__Data for this exercise__:
★ ★ ★ ★ ★ ★ ★

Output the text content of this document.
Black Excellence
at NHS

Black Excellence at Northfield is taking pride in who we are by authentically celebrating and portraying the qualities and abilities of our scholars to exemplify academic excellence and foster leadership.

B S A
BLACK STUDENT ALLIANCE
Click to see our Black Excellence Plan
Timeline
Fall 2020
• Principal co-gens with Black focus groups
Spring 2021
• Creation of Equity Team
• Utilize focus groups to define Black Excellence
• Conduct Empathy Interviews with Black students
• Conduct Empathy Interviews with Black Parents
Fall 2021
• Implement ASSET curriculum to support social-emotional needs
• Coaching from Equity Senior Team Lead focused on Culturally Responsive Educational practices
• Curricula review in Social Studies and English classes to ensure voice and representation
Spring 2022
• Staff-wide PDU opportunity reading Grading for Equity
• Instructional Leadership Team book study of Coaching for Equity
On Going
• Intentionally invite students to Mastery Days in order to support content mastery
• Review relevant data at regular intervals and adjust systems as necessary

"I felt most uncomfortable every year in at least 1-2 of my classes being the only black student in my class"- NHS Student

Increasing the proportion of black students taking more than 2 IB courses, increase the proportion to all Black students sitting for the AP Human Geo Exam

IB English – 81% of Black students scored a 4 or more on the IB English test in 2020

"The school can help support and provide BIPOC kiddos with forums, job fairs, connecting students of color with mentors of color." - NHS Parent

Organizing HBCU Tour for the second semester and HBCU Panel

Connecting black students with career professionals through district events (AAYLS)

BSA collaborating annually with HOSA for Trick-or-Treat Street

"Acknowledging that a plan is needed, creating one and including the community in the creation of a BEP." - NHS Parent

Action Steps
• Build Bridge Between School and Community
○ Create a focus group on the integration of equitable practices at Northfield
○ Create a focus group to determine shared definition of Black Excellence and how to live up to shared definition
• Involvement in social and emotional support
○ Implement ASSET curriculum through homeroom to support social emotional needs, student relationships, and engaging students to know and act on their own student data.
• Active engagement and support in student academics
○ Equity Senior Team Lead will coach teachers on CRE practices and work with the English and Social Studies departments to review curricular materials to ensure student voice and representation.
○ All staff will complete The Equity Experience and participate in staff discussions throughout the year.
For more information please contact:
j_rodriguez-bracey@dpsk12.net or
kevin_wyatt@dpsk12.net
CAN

★ ★ ★ ★ ★ ★ ★

__Problem to solve__:
Can you restate every record above word for word?

__Correct answer__:
Output the text content of this document.
Black Excellence
at NHS

Black Excellence at Northfield is taking pride in who we are by authentically celebrating and portraying the qualities and abilities of our scholars to exemplify academic excellence and foster leadership.

B S A
BLACK STUDENT ALLIANCE
Click to see our Black Excellence Plan
Timeline
Fall 2020
• Principal co-gens with Black focus groups
Spring 2021
• Creation of Equity Team
• Utilize focus groups to define Black Excellence
• Conduct Empathy Interviews with Black students
• Conduct Empathy Interviews with Black Parents
Fall 2021
• Implement ASSET curriculum to support social-emotional needs
• Coaching from Equity Senior Team Lead focused on Culturally Responsive Educational practices
• Curricula review in Social Studies and English classes to ensure voice and representation
Spring 2022
• Staff-wide PDU opportunity reading Grading for Equity
• Instructional Leadership Team book study of Coaching for Equity
On Going
• Intentionally invite students to Mastery Days in order to support content mastery
• Review relevant data at regular intervals and adjust systems as necessary

"I felt most uncomfortable every year in at least 1-2 of my classes being the only black student in my class"- NHS Student

Increasing the proportion of black students taking more than 2 IB courses, increase the proportion to all Black students sitting for the AP Human Geo Exam

IB English – 81% of Black students scored a 4 or more on the IB English test in 2020

"The school can help support and provide BIPOC kiddos with forums, job fairs, connecting students of color with mentors of color." - NHS Parent

Organizing HBCU Tour for the second semester and HBCU Panel

Connecting black students with career professionals through district events (AAYLS)

BSA collaborating annually with HOSA for Trick-or-Treat Street

"Acknowledging that a plan is needed, creating one and including the community in the creation of a BEP." - NHS Parent

Action Steps
• Build Bridge Between School and Community
○ Create a focus group on the integration of equitable practices at Northfield
○ Create a focus group to determine shared definition of Black Excellence and how to live up to shared definition
• Involvement in social and emotional support
○ Implement ASSET curriculum through homeroom to support social emotional needs, student relationships, and engaging students to know and act on their own student data.
• Active engagement and support in student academics
○ Equity Senior Team Lead will coach teachers on CRE practices and work with the English and Social Studies departments to review curricular materials to ensure student voice and representation.
○ All staff will complete The Equity Experience and participate in staff discussions throughout the year.
For more information please contact:
j_rodriguez-bracey@dpsk12.net or
kevin_wyatt@dpsk12.net
CAN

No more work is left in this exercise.